Given instruction: Exclude the pictures; give every entry again exactly as written.

Exercise data:
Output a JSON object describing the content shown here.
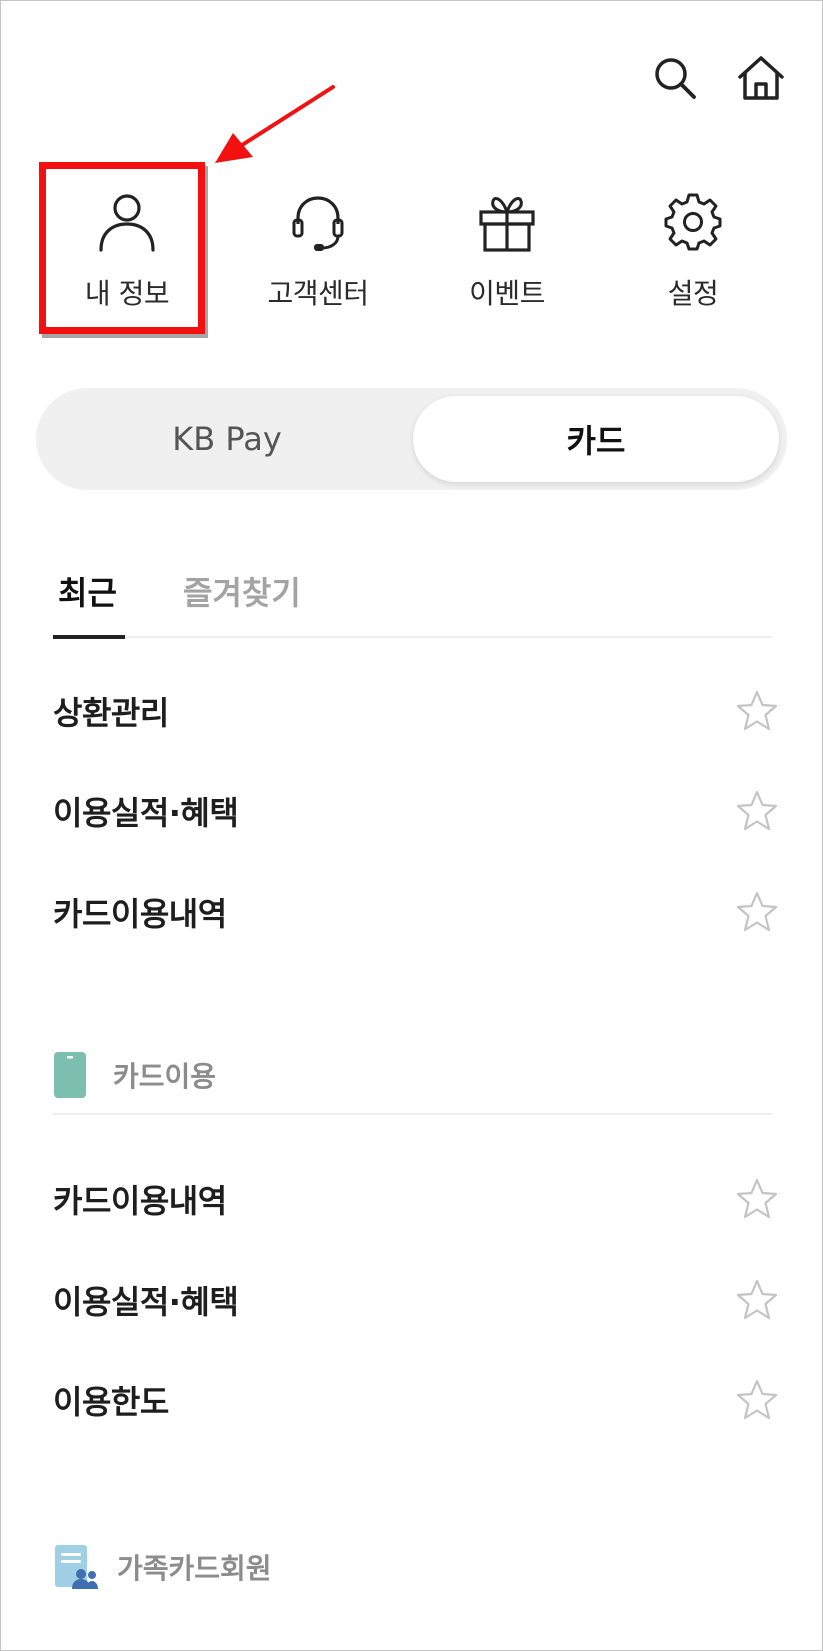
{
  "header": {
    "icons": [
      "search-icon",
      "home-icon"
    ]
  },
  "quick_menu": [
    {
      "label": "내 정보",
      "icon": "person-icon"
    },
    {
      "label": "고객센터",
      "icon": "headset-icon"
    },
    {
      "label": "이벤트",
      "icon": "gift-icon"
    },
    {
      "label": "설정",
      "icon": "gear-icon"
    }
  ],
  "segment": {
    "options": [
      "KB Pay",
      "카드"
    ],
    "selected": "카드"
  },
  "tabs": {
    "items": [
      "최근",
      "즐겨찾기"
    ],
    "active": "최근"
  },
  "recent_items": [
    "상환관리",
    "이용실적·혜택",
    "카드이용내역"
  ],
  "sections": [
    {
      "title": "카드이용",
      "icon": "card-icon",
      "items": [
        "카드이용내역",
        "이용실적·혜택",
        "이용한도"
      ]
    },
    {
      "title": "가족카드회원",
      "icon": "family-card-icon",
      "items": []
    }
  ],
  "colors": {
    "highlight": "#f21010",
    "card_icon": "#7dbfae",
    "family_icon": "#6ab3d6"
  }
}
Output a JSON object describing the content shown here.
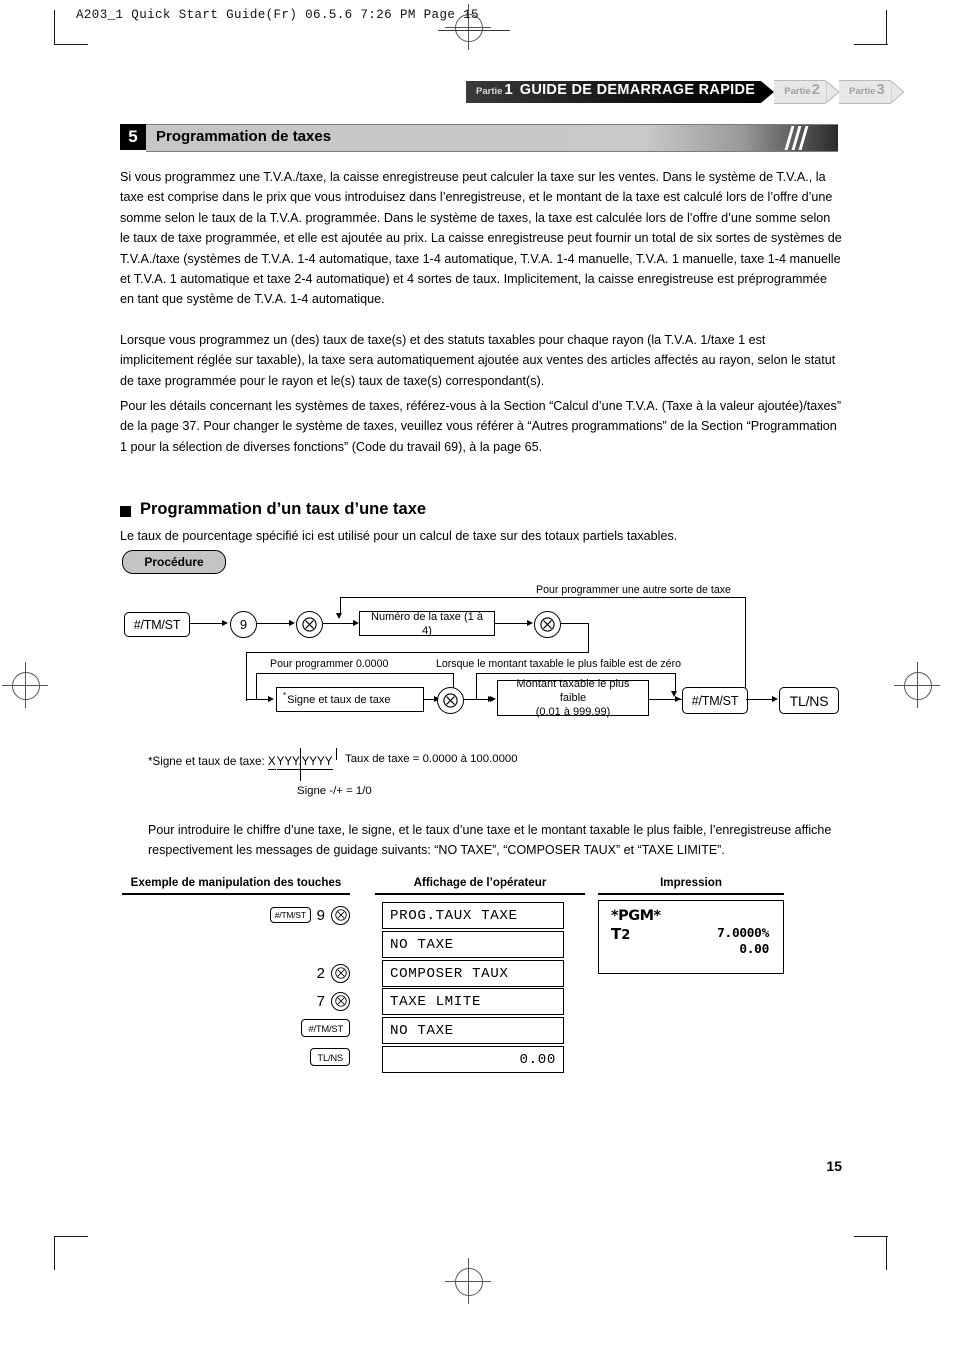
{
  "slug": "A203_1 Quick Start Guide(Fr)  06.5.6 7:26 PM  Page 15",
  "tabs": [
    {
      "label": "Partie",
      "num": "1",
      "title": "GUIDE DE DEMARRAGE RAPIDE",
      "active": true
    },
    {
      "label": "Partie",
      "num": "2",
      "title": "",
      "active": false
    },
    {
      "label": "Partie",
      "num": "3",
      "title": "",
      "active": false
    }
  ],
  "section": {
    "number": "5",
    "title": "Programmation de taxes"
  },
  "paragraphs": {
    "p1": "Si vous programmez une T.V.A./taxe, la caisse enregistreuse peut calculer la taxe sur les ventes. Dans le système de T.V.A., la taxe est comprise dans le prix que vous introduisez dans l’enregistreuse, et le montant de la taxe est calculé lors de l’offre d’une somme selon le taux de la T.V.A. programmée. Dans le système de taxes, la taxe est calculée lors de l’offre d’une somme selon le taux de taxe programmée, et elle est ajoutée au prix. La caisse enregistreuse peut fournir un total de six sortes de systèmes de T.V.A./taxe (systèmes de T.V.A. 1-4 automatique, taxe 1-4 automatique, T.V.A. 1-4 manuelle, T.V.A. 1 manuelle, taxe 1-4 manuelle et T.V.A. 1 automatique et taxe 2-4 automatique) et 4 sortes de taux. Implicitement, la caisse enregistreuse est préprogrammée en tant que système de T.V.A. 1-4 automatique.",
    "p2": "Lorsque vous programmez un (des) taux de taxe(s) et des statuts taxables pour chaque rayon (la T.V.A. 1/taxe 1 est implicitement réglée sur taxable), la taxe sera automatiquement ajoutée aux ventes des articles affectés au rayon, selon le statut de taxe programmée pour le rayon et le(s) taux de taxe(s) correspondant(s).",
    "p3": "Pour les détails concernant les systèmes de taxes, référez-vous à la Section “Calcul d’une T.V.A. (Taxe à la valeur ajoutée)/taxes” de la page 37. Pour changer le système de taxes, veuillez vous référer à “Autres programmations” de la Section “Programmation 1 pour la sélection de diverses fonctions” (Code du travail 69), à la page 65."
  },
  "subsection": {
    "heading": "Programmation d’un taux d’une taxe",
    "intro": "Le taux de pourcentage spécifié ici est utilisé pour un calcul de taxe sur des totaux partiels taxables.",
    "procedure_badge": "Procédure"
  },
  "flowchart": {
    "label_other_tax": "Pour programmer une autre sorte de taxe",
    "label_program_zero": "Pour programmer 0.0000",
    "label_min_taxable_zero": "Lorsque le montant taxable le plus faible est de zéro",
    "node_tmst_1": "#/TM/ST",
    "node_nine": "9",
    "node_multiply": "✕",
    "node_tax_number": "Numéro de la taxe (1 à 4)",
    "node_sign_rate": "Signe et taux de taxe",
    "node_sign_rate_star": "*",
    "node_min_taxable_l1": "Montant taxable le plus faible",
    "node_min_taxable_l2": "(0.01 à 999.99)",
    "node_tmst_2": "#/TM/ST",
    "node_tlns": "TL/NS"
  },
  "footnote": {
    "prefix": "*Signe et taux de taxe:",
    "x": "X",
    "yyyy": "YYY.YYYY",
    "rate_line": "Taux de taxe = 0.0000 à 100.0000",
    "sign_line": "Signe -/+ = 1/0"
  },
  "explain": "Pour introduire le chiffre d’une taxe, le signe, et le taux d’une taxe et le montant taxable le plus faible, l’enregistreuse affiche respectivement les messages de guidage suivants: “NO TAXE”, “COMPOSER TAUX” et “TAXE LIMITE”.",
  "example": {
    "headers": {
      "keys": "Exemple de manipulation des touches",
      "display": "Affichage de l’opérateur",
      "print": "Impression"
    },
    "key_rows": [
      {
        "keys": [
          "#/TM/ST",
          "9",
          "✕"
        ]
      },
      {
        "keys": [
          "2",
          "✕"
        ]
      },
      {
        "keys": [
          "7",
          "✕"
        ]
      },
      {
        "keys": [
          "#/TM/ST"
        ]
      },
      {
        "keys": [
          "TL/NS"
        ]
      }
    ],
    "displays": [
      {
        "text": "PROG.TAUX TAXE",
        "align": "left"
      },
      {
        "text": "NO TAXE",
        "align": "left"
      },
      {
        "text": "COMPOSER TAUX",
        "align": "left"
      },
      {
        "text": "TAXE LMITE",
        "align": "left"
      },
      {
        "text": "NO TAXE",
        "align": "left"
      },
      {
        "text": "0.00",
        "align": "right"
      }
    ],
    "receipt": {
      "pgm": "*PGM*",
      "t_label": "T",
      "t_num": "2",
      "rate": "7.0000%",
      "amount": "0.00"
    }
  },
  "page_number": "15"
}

Expected answer:
Output a JSON object describing the content shown here.
{
  "header": {
    "icons": [
      "search-icon",
      "home-icon"
    ]
  },
  "quick_menu": [
    {
      "label": "내 정보",
      "icon": "person-icon"
    },
    {
      "label": "고객센터",
      "icon": "headset-icon"
    },
    {
      "label": "이벤트",
      "icon": "gift-icon"
    },
    {
      "label": "설정",
      "icon": "gear-icon"
    }
  ],
  "segment": {
    "options": [
      "KB Pay",
      "카드"
    ],
    "selected": "카드"
  },
  "tabs": {
    "items": [
      "최근",
      "즐겨찾기"
    ],
    "active": "최근"
  },
  "recent_items": [
    "상환관리",
    "이용실적·혜택",
    "카드이용내역"
  ],
  "sections": [
    {
      "title": "카드이용",
      "icon": "card-icon",
      "items": [
        "카드이용내역",
        "이용실적·혜택",
        "이용한도"
      ]
    },
    {
      "title": "가족카드회원",
      "icon": "family-card-icon",
      "items": []
    }
  ],
  "colors": {
    "highlight": "#f21010",
    "card_icon": "#7dbfae",
    "family_icon": "#6ab3d6"
  }
}
Output a JSON object describing the content shown here.
{
  "slug": "A203_1 Quick Start Guide(Fr)  06.5.6 7:26 PM  Page 15",
  "tabs": [
    {
      "label": "Partie",
      "num": "1",
      "title": "GUIDE DE DEMARRAGE RAPIDE",
      "active": true
    },
    {
      "label": "Partie",
      "num": "2",
      "title": "",
      "active": false
    },
    {
      "label": "Partie",
      "num": "3",
      "title": "",
      "active": false
    }
  ],
  "section": {
    "number": "5",
    "title": "Programmation de taxes"
  },
  "paragraphs": {
    "p1": "Si vous programmez une T.V.A./taxe, la caisse enregistreuse peut calculer la taxe sur les ventes. Dans le système de T.V.A., la taxe est comprise dans le prix que vous introduisez dans l’enregistreuse, et le montant de la taxe est calculé lors de l’offre d’une somme selon le taux de la T.V.A. programmée. Dans le système de taxes, la taxe est calculée lors de l’offre d’une somme selon le taux de taxe programmée, et elle est ajoutée au prix. La caisse enregistreuse peut fournir un total de six sortes de systèmes de T.V.A./taxe (systèmes de T.V.A. 1-4 automatique, taxe 1-4 automatique, T.V.A. 1-4 manuelle, T.V.A. 1 manuelle, taxe 1-4 manuelle et T.V.A. 1 automatique et taxe 2-4 automatique) et 4 sortes de taux. Implicitement, la caisse enregistreuse est préprogrammée en tant que système de T.V.A. 1-4 automatique.",
    "p2": "Lorsque vous programmez un (des) taux de taxe(s) et des statuts taxables pour chaque rayon (la T.V.A. 1/taxe 1 est implicitement réglée sur taxable), la taxe sera automatiquement ajoutée aux ventes des articles affectés au rayon, selon le statut de taxe programmée pour le rayon et le(s) taux de taxe(s) correspondant(s).",
    "p3": "Pour les détails concernant les systèmes de taxes, référez-vous à la Section “Calcul d’une T.V.A. (Taxe à la valeur ajoutée)/taxes” de la page 37. Pour changer le système de taxes, veuillez vous référer à “Autres programmations” de la Section “Programmation 1 pour la sélection de diverses fonctions” (Code du travail 69), à la page 65."
  },
  "subsection": {
    "heading": "Programmation d’un taux d’une taxe",
    "intro": "Le taux de pourcentage spécifié ici est utilisé pour un calcul de taxe sur des totaux partiels taxables.",
    "procedure_badge": "Procédure"
  },
  "flowchart": {
    "label_other_tax": "Pour programmer une autre sorte de taxe",
    "label_program_zero": "Pour programmer 0.0000",
    "label_min_taxable_zero": "Lorsque le montant taxable le plus faible est de zéro",
    "node_tmst_1": "#/TM/ST",
    "node_nine": "9",
    "node_multiply": "✕",
    "node_tax_number": "Numéro de la taxe (1 à 4)",
    "node_sign_rate": "Signe et taux de taxe",
    "node_sign_rate_star": "*",
    "node_min_taxable_l1": "Montant taxable le plus faible",
    "node_min_taxable_l2": "(0.01 à 999.99)",
    "node_tmst_2": "#/TM/ST",
    "node_tlns": "TL/NS"
  },
  "footnote": {
    "prefix": "*Signe et taux de taxe:",
    "x": "X",
    "yyyy": "YYY.YYYY",
    "rate_line": "Taux de taxe = 0.0000 à 100.0000",
    "sign_line": "Signe -/+ = 1/0"
  },
  "explain": "Pour introduire le chiffre d’une taxe, le signe, et le taux d’une taxe et le montant taxable le plus faible, l’enregistreuse affiche respectivement les messages de guidage suivants: “NO TAXE”, “COMPOSER TAUX” et “TAXE LIMITE”.",
  "example": {
    "headers": {
      "keys": "Exemple de manipulation des touches",
      "display": "Affichage de l’opérateur",
      "print": "Impression"
    },
    "key_rows": [
      {
        "keys": [
          "#/TM/ST",
          "9",
          "✕"
        ]
      },
      {
        "keys": [
          "2",
          "✕"
        ]
      },
      {
        "keys": [
          "7",
          "✕"
        ]
      },
      {
        "keys": [
          "#/TM/ST"
        ]
      },
      {
        "keys": [
          "TL/NS"
        ]
      }
    ],
    "displays": [
      {
        "text": "PROG.TAUX TAXE",
        "align": "left"
      },
      {
        "text": "NO TAXE",
        "align": "left"
      },
      {
        "text": "COMPOSER TAUX",
        "align": "left"
      },
      {
        "text": "TAXE LMITE",
        "align": "left"
      },
      {
        "text": "NO TAXE",
        "align": "left"
      },
      {
        "text": "0.00",
        "align": "right"
      }
    ],
    "receipt": {
      "pgm": "*PGM*",
      "t_label": "T",
      "t_num": "2",
      "rate": "7.0000%",
      "amount": "0.00"
    }
  },
  "page_number": "15"
}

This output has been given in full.